start

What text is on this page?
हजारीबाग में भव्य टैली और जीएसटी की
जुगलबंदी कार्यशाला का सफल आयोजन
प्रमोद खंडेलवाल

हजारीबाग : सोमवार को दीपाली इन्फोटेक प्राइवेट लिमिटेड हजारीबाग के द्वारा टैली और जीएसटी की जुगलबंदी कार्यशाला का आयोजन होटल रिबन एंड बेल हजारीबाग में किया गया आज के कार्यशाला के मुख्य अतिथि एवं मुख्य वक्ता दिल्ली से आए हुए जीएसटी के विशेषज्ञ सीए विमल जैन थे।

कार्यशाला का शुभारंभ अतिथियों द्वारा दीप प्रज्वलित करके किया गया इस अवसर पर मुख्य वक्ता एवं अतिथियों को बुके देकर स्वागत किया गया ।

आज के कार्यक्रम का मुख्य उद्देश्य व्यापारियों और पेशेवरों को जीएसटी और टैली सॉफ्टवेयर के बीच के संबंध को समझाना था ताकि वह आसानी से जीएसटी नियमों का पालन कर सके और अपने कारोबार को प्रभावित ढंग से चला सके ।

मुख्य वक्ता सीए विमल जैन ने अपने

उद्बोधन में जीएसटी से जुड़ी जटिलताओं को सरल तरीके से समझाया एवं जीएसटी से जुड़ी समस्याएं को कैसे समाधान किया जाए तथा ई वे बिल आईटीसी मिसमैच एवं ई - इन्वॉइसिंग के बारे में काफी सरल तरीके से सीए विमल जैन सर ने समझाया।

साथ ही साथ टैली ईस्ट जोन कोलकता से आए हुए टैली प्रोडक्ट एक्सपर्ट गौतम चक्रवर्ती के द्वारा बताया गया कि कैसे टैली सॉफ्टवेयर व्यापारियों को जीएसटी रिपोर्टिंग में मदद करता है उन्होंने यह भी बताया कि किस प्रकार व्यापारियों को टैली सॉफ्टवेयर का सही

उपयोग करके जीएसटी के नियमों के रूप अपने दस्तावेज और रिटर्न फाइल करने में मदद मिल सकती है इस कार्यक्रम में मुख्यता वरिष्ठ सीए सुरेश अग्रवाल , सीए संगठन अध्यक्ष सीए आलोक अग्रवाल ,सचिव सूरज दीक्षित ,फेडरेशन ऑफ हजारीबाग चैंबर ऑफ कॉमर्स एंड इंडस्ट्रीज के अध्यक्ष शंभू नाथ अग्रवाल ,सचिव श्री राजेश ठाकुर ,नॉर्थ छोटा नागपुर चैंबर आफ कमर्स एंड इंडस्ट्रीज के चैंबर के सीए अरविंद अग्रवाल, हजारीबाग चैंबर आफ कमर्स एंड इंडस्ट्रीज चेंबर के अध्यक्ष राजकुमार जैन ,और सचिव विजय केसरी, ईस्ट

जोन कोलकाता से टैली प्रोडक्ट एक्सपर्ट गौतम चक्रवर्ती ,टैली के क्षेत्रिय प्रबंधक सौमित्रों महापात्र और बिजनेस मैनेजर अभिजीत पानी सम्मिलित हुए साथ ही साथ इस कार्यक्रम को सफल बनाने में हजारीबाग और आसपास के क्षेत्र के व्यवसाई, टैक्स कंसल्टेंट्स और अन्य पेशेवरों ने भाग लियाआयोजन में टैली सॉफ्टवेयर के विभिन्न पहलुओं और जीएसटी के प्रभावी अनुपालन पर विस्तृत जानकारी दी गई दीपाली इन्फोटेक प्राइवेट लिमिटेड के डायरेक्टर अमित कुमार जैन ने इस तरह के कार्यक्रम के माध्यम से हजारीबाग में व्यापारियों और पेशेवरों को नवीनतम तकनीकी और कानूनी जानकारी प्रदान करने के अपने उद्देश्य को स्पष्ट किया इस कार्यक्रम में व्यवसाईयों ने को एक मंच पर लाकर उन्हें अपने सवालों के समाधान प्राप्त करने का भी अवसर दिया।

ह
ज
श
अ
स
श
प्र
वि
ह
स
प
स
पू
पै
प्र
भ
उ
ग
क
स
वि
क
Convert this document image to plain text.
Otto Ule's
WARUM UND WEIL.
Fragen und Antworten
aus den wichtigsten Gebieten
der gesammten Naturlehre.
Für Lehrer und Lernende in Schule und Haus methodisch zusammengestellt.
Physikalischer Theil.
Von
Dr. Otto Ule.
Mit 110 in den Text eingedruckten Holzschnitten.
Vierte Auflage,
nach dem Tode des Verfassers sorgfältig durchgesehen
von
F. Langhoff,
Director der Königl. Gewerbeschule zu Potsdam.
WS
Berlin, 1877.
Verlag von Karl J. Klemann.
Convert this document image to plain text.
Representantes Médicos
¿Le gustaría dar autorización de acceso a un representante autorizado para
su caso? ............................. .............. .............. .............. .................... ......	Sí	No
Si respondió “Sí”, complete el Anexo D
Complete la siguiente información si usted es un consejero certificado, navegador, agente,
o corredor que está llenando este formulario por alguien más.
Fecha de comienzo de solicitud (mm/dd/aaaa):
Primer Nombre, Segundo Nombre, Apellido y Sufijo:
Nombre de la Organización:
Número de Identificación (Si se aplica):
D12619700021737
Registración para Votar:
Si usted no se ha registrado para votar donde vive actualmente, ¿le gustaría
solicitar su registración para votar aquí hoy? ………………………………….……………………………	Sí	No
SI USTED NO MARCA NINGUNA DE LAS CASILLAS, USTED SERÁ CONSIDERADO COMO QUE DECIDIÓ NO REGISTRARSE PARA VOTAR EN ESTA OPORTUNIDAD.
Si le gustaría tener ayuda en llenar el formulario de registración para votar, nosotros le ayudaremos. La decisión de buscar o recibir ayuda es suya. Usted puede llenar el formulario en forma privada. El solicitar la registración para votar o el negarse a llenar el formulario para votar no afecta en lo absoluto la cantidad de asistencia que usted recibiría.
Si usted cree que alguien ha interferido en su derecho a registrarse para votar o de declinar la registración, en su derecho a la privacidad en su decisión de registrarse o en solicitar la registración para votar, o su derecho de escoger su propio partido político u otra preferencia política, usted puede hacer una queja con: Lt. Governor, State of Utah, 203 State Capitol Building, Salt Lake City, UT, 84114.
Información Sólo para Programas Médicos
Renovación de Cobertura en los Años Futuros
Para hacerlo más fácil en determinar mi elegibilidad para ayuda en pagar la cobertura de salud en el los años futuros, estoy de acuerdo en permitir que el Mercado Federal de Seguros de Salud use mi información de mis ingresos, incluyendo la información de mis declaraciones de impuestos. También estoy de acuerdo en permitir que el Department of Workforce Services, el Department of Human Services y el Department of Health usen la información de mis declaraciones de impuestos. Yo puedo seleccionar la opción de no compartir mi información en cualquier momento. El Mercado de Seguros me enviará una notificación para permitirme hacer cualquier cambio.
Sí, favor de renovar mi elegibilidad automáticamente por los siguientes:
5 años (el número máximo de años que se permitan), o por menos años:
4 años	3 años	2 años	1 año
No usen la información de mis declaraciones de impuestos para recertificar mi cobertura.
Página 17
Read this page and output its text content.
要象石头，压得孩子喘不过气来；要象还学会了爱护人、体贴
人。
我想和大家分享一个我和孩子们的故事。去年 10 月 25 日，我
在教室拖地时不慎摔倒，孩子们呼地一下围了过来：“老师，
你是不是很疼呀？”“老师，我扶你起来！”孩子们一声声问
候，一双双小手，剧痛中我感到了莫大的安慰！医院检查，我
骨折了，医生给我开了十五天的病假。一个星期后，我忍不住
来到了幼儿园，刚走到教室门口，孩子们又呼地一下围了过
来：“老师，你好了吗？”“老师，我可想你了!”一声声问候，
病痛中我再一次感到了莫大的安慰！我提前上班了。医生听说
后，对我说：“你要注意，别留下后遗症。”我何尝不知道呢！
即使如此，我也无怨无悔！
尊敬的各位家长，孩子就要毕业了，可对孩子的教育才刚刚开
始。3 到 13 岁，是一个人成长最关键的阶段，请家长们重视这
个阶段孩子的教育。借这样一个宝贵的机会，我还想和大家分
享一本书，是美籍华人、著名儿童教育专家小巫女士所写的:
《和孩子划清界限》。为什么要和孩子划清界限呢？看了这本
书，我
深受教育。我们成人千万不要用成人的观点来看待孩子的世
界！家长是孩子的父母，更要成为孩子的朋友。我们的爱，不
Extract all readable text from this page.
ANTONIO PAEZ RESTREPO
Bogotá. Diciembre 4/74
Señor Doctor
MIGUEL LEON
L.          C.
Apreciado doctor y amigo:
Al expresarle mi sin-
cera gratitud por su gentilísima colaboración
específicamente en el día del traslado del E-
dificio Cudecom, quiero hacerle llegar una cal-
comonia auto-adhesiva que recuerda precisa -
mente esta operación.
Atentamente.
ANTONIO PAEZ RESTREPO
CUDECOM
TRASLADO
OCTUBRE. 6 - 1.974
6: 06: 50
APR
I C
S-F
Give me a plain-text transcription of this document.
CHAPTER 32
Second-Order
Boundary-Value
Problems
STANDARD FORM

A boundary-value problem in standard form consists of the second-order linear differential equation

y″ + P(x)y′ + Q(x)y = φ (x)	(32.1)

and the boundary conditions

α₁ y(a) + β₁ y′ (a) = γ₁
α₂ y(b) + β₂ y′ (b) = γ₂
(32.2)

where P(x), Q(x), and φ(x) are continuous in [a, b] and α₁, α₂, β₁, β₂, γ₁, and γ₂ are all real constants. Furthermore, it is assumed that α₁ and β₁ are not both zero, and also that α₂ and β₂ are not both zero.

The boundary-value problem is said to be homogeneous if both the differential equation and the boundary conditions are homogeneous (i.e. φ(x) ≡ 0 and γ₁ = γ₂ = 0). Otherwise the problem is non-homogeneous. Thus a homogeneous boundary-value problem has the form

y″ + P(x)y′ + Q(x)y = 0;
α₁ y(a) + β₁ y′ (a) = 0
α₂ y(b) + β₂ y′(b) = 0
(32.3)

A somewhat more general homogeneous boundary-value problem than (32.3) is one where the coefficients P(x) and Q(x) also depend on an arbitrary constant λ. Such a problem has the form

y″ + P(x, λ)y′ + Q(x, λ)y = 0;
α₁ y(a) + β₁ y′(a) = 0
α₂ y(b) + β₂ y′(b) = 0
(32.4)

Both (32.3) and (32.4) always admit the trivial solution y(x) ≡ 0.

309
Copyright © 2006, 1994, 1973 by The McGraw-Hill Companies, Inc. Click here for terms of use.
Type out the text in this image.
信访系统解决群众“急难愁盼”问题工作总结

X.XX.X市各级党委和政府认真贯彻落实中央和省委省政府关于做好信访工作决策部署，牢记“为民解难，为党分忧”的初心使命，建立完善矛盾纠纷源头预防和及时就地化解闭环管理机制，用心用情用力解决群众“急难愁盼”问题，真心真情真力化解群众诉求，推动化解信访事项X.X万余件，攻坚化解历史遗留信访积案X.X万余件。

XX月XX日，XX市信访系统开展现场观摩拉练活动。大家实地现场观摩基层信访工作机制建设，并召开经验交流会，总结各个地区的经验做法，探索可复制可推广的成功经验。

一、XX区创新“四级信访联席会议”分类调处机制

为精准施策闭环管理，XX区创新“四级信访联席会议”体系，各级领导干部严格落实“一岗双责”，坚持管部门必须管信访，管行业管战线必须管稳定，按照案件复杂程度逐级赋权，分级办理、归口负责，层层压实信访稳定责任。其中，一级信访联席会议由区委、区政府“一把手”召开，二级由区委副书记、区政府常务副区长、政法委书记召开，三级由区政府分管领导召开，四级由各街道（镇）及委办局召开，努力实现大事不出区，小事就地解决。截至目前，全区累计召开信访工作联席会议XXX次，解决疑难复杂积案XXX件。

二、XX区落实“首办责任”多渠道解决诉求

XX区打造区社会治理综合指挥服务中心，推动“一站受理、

end

Filter the records down to the lines that contain the string "usen", and copy those lines.

> _FULL OUTPUT_:
Para hacerlo más fácil en determinar mi elegibilidad para ayuda en pagar la cobertura de salud en el los años futuros, estoy de acuerdo en permitir que el Mercado Federal de Seguros de Salud use mi información de mis ingresos, incluyendo la información de mis declaraciones de impuestos. También estoy de acuerdo en permitir que el Department of Workforce Services, el Department of Human Services y el Department of Health usen la información de mis declaraciones de impuestos. Yo puedo seleccionar la opción de no compartir mi información en cualquier momento. El Mercado de Seguros me enviará una notificación para permitirme hacer cualquier cambio.
No usen la información de mis declaraciones de impuestos para recertificar mi cobertura.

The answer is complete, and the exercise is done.